=== AIM ===
Find each line holding the word "name" and give the total alone.

Extracted data entries:
------------------------------

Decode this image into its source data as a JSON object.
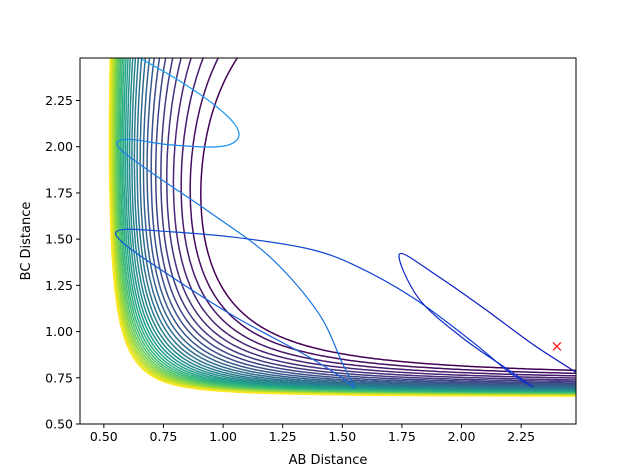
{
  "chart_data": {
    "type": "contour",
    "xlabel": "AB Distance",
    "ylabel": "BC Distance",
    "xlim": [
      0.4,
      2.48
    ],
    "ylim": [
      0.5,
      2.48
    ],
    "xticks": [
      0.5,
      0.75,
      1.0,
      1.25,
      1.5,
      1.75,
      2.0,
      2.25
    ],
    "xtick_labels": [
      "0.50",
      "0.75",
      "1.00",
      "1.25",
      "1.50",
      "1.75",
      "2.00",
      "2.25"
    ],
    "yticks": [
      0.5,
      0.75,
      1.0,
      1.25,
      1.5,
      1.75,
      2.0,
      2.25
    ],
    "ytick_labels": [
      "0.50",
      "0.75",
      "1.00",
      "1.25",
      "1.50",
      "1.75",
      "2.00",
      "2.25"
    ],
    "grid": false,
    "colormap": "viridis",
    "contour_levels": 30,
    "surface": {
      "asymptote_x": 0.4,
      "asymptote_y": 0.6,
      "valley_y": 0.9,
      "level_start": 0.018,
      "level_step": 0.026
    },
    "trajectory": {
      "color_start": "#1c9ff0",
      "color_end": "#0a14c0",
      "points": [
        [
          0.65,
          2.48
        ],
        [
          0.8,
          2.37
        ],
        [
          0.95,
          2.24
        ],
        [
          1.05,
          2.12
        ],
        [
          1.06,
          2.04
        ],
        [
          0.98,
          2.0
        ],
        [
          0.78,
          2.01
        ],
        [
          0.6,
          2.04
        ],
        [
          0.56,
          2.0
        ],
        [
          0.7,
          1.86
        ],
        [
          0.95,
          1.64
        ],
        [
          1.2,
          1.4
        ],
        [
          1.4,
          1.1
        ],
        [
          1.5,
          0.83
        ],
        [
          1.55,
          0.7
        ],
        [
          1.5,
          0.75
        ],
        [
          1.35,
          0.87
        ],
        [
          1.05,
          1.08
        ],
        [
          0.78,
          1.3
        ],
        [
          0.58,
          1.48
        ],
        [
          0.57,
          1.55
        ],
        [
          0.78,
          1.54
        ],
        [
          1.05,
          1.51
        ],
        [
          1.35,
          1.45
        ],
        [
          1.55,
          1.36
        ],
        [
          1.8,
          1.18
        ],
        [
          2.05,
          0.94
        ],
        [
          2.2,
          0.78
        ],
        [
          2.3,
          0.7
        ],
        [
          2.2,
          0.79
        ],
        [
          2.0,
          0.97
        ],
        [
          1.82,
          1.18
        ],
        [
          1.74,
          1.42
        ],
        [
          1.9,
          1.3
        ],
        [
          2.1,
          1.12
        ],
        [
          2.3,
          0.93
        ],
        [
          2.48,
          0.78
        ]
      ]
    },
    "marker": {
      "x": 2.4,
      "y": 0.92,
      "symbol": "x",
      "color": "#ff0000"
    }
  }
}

------------------------------

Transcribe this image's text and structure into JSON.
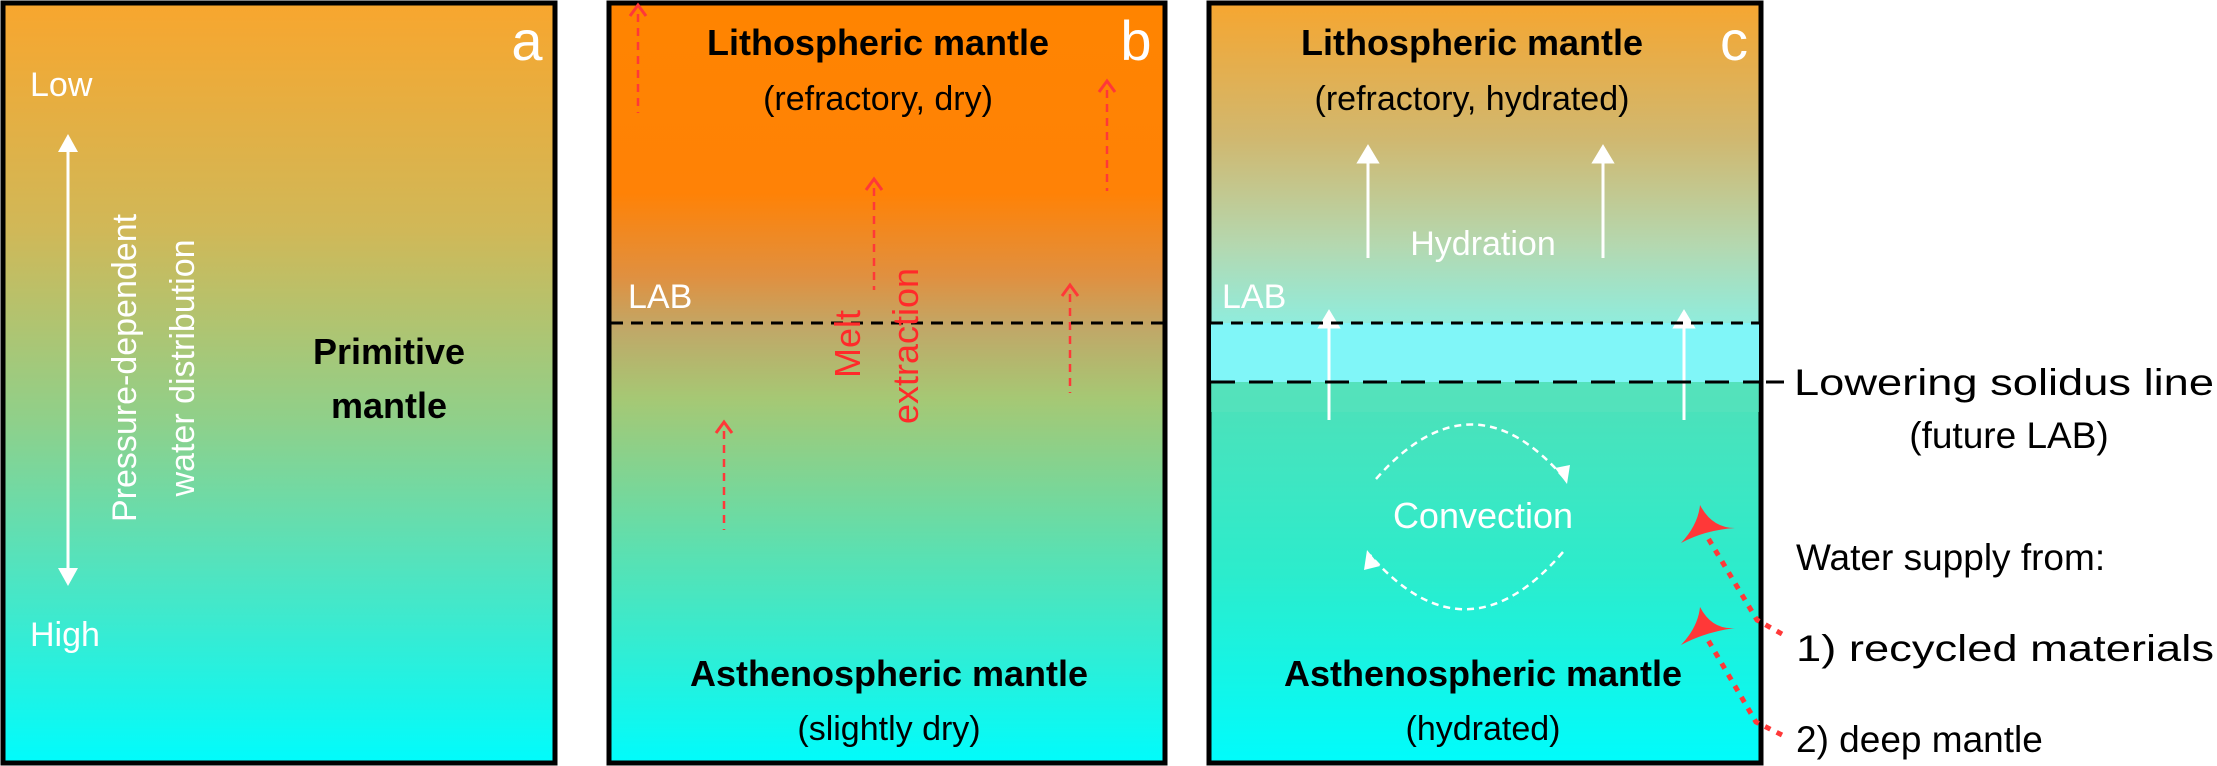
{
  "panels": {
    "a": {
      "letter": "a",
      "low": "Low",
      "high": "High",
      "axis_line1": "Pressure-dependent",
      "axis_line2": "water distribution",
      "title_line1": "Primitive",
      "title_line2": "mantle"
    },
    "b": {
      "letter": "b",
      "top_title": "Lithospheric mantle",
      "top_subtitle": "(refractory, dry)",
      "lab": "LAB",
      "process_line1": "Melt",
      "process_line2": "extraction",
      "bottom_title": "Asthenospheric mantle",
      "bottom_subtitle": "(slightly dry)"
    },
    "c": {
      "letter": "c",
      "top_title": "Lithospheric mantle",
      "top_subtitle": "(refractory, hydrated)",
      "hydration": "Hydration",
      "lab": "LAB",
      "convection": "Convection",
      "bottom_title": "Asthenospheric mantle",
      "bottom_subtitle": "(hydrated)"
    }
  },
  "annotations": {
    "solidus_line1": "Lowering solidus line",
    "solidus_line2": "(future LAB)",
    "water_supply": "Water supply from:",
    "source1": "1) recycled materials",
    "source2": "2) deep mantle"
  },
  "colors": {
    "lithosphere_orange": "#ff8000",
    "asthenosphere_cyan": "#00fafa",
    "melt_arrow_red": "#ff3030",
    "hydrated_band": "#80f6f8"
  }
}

------------------------------

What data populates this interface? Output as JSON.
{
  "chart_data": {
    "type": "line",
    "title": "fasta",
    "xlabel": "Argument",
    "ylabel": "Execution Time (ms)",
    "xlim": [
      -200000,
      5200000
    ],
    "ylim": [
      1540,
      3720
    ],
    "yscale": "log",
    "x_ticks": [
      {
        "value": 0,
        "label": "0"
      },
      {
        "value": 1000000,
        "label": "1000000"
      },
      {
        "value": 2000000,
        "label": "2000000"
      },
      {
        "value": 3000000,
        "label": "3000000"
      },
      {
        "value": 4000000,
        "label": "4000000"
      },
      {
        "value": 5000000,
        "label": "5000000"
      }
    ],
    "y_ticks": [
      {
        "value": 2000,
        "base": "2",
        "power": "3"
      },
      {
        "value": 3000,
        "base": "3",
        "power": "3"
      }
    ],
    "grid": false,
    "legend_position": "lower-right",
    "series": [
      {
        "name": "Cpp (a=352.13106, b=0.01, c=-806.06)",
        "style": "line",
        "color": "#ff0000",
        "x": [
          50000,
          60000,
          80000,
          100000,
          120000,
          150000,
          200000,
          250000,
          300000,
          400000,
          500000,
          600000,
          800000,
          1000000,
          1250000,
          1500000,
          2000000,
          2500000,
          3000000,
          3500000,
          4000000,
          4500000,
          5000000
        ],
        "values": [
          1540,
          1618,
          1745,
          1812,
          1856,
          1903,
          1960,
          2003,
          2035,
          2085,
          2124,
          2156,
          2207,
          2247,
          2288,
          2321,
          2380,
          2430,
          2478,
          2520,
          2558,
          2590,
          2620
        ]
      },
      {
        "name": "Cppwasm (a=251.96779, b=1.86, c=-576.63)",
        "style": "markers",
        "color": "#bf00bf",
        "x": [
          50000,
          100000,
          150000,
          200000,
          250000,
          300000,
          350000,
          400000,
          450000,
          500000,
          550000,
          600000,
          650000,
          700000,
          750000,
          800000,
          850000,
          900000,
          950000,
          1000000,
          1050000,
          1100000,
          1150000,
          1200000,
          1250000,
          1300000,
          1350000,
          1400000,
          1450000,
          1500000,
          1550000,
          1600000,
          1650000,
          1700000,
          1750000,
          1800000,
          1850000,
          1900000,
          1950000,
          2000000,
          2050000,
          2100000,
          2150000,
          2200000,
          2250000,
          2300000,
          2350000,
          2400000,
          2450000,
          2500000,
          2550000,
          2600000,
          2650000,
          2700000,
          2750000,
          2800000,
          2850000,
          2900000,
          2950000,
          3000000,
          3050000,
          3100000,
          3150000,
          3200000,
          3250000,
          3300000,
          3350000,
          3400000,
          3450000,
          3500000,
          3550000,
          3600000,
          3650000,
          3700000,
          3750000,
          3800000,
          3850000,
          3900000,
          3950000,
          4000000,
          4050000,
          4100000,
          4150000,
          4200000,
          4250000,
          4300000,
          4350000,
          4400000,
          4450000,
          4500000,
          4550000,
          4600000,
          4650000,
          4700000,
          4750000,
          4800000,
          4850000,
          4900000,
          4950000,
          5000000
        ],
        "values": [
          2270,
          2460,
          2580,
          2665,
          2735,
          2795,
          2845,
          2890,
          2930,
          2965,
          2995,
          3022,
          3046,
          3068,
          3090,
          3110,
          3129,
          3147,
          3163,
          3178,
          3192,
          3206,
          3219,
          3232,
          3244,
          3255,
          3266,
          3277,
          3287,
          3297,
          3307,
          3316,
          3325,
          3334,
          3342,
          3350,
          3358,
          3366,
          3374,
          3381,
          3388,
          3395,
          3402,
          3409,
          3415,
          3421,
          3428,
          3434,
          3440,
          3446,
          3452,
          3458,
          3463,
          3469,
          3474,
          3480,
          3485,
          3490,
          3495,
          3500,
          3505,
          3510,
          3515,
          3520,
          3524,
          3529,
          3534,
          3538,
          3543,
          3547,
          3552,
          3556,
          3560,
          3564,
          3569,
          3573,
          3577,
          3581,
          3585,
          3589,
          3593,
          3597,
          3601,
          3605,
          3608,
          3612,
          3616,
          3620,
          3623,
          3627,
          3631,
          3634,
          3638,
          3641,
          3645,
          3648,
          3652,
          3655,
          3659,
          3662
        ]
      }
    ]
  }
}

------------------------------

=== RESULT FOR THIS TASK ===
2